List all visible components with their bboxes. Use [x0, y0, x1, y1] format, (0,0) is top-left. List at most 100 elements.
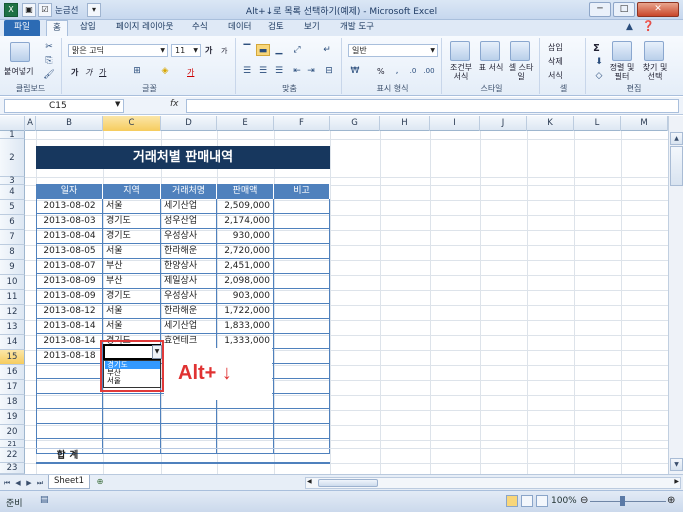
align-top-icon[interactable]: ▔	[240, 44, 254, 56]
cell-styles-button[interactable]: 셀 스타일	[506, 63, 536, 81]
cell-notes[interactable]	[274, 379, 330, 394]
header-date[interactable]: 일자	[36, 184, 103, 199]
cell-date[interactable]: 2013-08-03	[36, 214, 103, 229]
cell-client[interactable]: 효연테크	[161, 334, 217, 349]
column-header[interactable]: H	[380, 116, 430, 131]
sheet-tab-sheet1[interactable]: Sheet1	[48, 475, 90, 489]
minimize-button[interactable]: ─	[589, 2, 611, 17]
cell-sales[interactable]: 1,722,000	[217, 304, 274, 319]
cell-notes[interactable]	[274, 289, 330, 304]
name-box[interactable]: C15	[4, 99, 124, 113]
cell-region[interactable]: 서울	[103, 319, 161, 334]
tab-page-layout[interactable]: 페이지 레이아웃	[110, 20, 179, 36]
cut-icon[interactable]: ✂	[42, 41, 56, 53]
border-icon[interactable]: ⊞	[130, 65, 144, 77]
copy-icon[interactable]: ⎘	[42, 55, 56, 67]
row-header[interactable]: 10	[0, 275, 25, 290]
column-header[interactable]: E	[217, 116, 274, 131]
tab-developer[interactable]: 개발 도구	[334, 20, 380, 36]
percent-button[interactable]: %	[376, 66, 386, 77]
header-notes[interactable]: 비고	[274, 184, 330, 199]
cell-region[interactable]: 부산	[103, 274, 161, 289]
cell-notes[interactable]	[274, 334, 330, 349]
vertical-scrollbar[interactable]: ▲ ▼	[668, 116, 683, 474]
cell-client[interactable]: 우성상사	[161, 229, 217, 244]
cell-date[interactable]: 2013-08-09	[36, 274, 103, 289]
find-select-icon[interactable]	[644, 41, 664, 61]
cell-notes[interactable]	[274, 319, 330, 334]
cell-date[interactable]: 2013-08-04	[36, 229, 103, 244]
cell-region[interactable]: 서울	[103, 304, 161, 319]
last-sheet-icon[interactable]: ⏭	[35, 477, 45, 489]
align-right-icon[interactable]: ☰	[272, 65, 286, 77]
insert-function-icon[interactable]: fx	[170, 99, 179, 109]
cell-client[interactable]: 제일상사	[161, 274, 217, 289]
row-header[interactable]: 18	[0, 395, 25, 410]
insert-cells-button[interactable]: 삽입	[548, 42, 563, 53]
cell-region[interactable]: 서울	[103, 244, 161, 259]
cell-date[interactable]: 2013-08-09	[36, 289, 103, 304]
macro-record-icon[interactable]: ▤	[40, 495, 49, 505]
format-cells-button[interactable]: 서식	[548, 70, 563, 81]
row-header[interactable]: 19	[0, 410, 25, 425]
autosum-button[interactable]: Σ	[592, 42, 601, 55]
row-header[interactable]: 22	[0, 448, 25, 463]
cell-client[interactable]: 우성상사	[161, 289, 217, 304]
cell-region[interactable]: 경기도	[103, 289, 161, 304]
cell-notes[interactable]	[274, 424, 330, 439]
column-header[interactable]: D	[161, 116, 217, 131]
cell-sales[interactable]: 1,833,000	[217, 319, 274, 334]
conditional-format-button[interactable]: 조건부 서식	[446, 63, 476, 81]
cell-sales[interactable]	[217, 439, 274, 454]
cell-date[interactable]: 2013-08-14	[36, 334, 103, 349]
delete-cells-button[interactable]: 삭제	[548, 56, 563, 67]
minimize-ribbon-icon[interactable]: ▲	[626, 22, 633, 32]
column-header[interactable]: I	[430, 116, 480, 131]
insert-sheet-icon[interactable]: ⊕	[92, 476, 108, 488]
fill-color-icon[interactable]: ◈	[158, 65, 172, 77]
cell-region[interactable]	[103, 424, 161, 439]
tab-review[interactable]: 검토	[262, 20, 290, 36]
column-header[interactable]: B	[36, 116, 103, 131]
row-header[interactable]: 5	[0, 200, 25, 215]
row-header[interactable]: 8	[0, 245, 25, 260]
prev-sheet-icon[interactable]: ◀	[13, 477, 23, 489]
tab-home[interactable]: 홈	[46, 20, 68, 36]
paste-icon[interactable]	[10, 42, 30, 62]
align-middle-icon[interactable]: ▬	[256, 44, 270, 56]
zoom-slider[interactable]	[590, 501, 666, 502]
find-select-button[interactable]: 찾기 및 선택	[640, 63, 670, 81]
cell-date[interactable]	[36, 424, 103, 439]
cell-sales[interactable]: 2,451,000	[217, 259, 274, 274]
cell-sales[interactable]: 1,333,000	[217, 334, 274, 349]
align-bottom-icon[interactable]: ▁	[272, 44, 286, 56]
cell-region[interactable]: 부산	[103, 259, 161, 274]
accounting-format-icon[interactable]: ₩	[348, 65, 362, 77]
cell-sales[interactable]: 903,000	[217, 289, 274, 304]
sort-filter-icon[interactable]	[612, 41, 632, 61]
first-sheet-icon[interactable]: ⏮	[2, 477, 12, 489]
column-header[interactable]: J	[480, 116, 527, 131]
number-format-select[interactable]: 일반 ▼	[348, 44, 438, 57]
row-header[interactable]: 9	[0, 260, 25, 275]
row-header[interactable]: 23	[0, 463, 25, 474]
row-header[interactable]: 21	[0, 440, 25, 448]
horizontal-scroll-thumb[interactable]	[318, 479, 378, 487]
cell-styles-icon[interactable]	[510, 41, 530, 61]
zoom-slider-thumb[interactable]	[620, 496, 625, 506]
column-header[interactable]: L	[574, 116, 621, 131]
clear-icon[interactable]: ◇	[592, 70, 606, 82]
help-icon[interactable]: ❓	[642, 21, 654, 32]
tab-formulas[interactable]: 수식	[186, 20, 214, 36]
row-header[interactable]: 20	[0, 425, 25, 440]
name-box-dropdown-icon[interactable]: ▼	[115, 100, 120, 108]
column-header[interactable]: G	[330, 116, 380, 131]
scroll-up-icon[interactable]: ▲	[670, 132, 683, 145]
cell-client[interactable]: 세기산업	[161, 199, 217, 214]
header-region[interactable]: 지역	[103, 184, 161, 199]
cell-sales[interactable]: 2,509,000	[217, 199, 274, 214]
shrink-font-button[interactable]: 가	[220, 45, 228, 57]
cell-notes[interactable]	[274, 304, 330, 319]
cell-client[interactable]: 한라해운	[161, 244, 217, 259]
cell-region[interactable]	[103, 394, 161, 409]
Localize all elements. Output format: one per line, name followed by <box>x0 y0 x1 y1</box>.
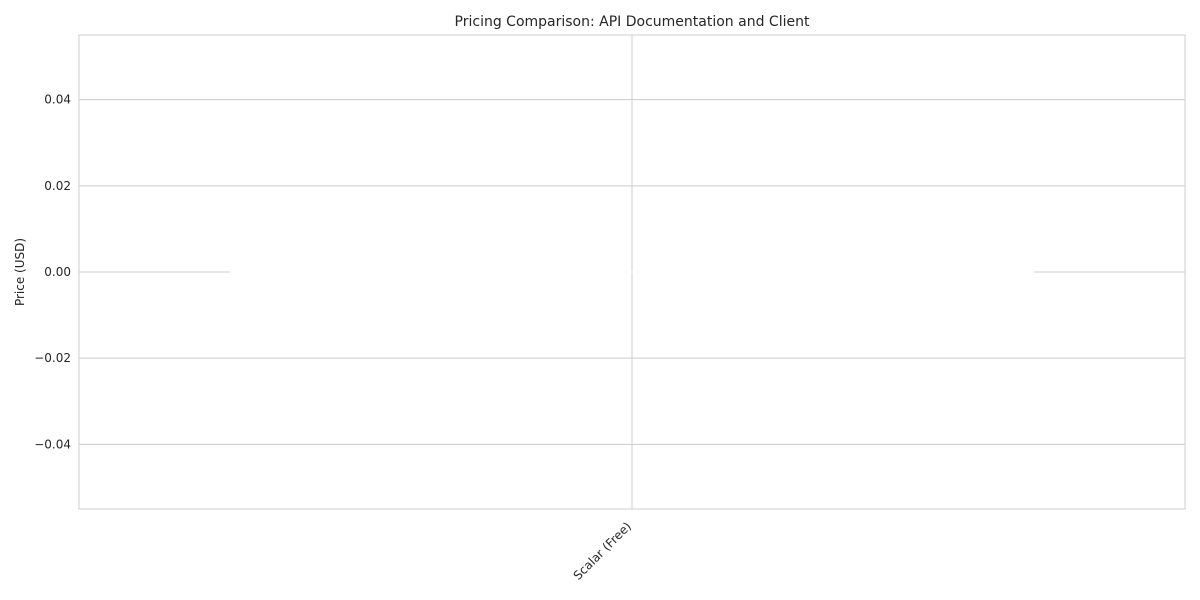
bar-layer <box>229 271 1035 273</box>
y-tick-label: 0.00 <box>44 265 71 279</box>
x-tick-label: Scalar (Free) <box>571 519 635 583</box>
y-tick-label: −0.02 <box>34 351 71 365</box>
y-tick-label: 0.04 <box>44 93 71 107</box>
y-tick-label: 0.02 <box>44 179 71 193</box>
bar <box>229 271 1035 273</box>
chart-svg: −0.04 −0.02 0.00 0.02 0.04 Scalar (Free) Pri… <box>13 14 1186 583</box>
x-tick-labels: Scalar (Free) <box>571 519 635 583</box>
y-tick-labels: −0.04 −0.02 0.00 0.02 0.04 <box>34 93 71 452</box>
chart-container: −0.04 −0.02 0.00 0.02 0.04 Scalar (Free) Pri… <box>0 0 1200 600</box>
y-tick-label: −0.04 <box>34 437 71 451</box>
y-axis-label: Price (USD) <box>13 238 27 306</box>
chart-title: Pricing Comparison: API Documentation an… <box>455 14 810 30</box>
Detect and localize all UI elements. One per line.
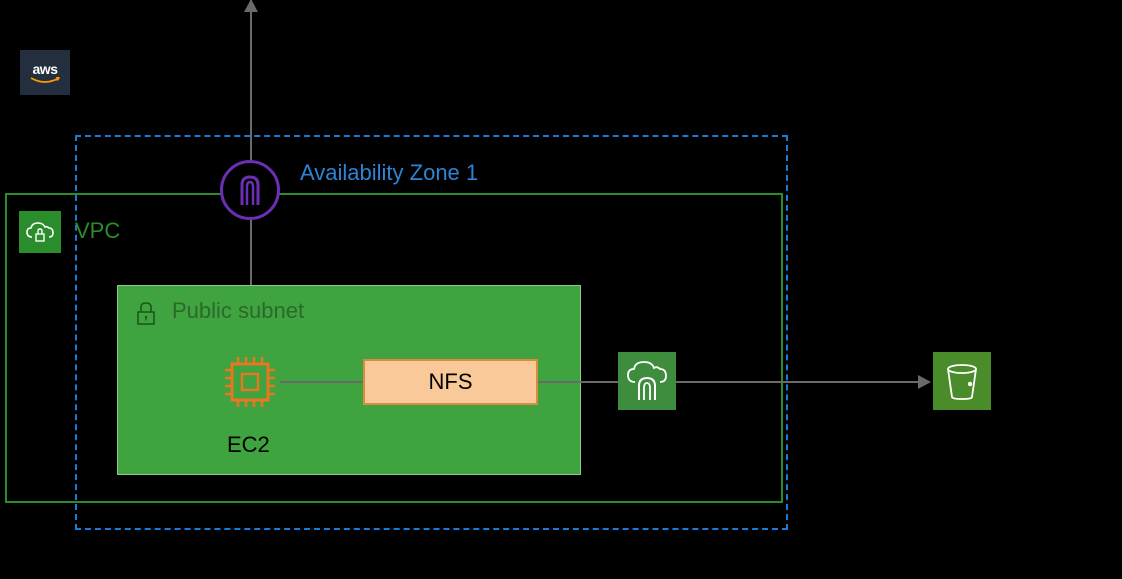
arrow-head-right [918, 375, 931, 389]
ec2-label: EC2 [227, 432, 270, 458]
chip-icon [220, 352, 280, 412]
vpc-icon-box [19, 211, 61, 253]
vpc-label: VPC [75, 218, 120, 244]
subnet-label: Public subnet [172, 298, 304, 324]
arrow-ec2-to-nfs [280, 381, 363, 383]
aws-logo: aws [20, 50, 70, 95]
aws-smile-icon [30, 77, 60, 85]
arrow-nfs-to-endpoint [538, 381, 618, 383]
cloud-lock-icon [25, 220, 55, 244]
subnet-icon-box [128, 295, 164, 331]
nfs-label: NFS [429, 369, 473, 395]
bucket-icon [943, 361, 981, 401]
ec2-instance [220, 352, 280, 412]
vpc-endpoint [618, 352, 676, 410]
nfs-share: NFS [363, 359, 538, 405]
lock-icon [132, 299, 160, 327]
arrow-head-up [244, 0, 258, 12]
internet-gateway [220, 160, 280, 220]
gateway-icon [236, 175, 264, 205]
arrow-endpoint-to-s3 [676, 381, 922, 383]
aws-logo-text: aws [33, 61, 58, 77]
s3-bucket [933, 352, 991, 410]
availability-zone-label: Availability Zone 1 [300, 160, 478, 186]
cloud-gateway-icon [624, 358, 670, 404]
**********
Stated goal:
Return the lines of the records exactly as they are, beginning at the line that contains "arrow-head-right [918, 375, 931, 389]" and stopping after the line that contains "availability-zone-label: Availability Zone".

Answer to the exercise:
arrow-head-right [918, 375, 931, 389]
ec2-label: EC2 [227, 432, 270, 458]
chip-icon [220, 352, 280, 412]
vpc-icon-box [19, 211, 61, 253]
vpc-label: VPC [75, 218, 120, 244]
subnet-label: Public subnet [172, 298, 304, 324]
arrow-ec2-to-nfs [280, 381, 363, 383]
aws-logo: aws [20, 50, 70, 95]
aws-smile-icon [30, 77, 60, 85]
arrow-nfs-to-endpoint [538, 381, 618, 383]
cloud-lock-icon [25, 220, 55, 244]
subnet-icon-box [128, 295, 164, 331]
nfs-label: NFS [429, 369, 473, 395]
bucket-icon [943, 361, 981, 401]
ec2-instance [220, 352, 280, 412]
vpc-endpoint [618, 352, 676, 410]
nfs-share: NFS [363, 359, 538, 405]
lock-icon [132, 299, 160, 327]
arrow-head-up [244, 0, 258, 12]
internet-gateway [220, 160, 280, 220]
gateway-icon [236, 175, 264, 205]
arrow-endpoint-to-s3 [676, 381, 922, 383]
aws-logo-text: aws [33, 61, 58, 77]
s3-bucket [933, 352, 991, 410]
availability-zone-label: Availability Zone 1 [300, 160, 478, 186]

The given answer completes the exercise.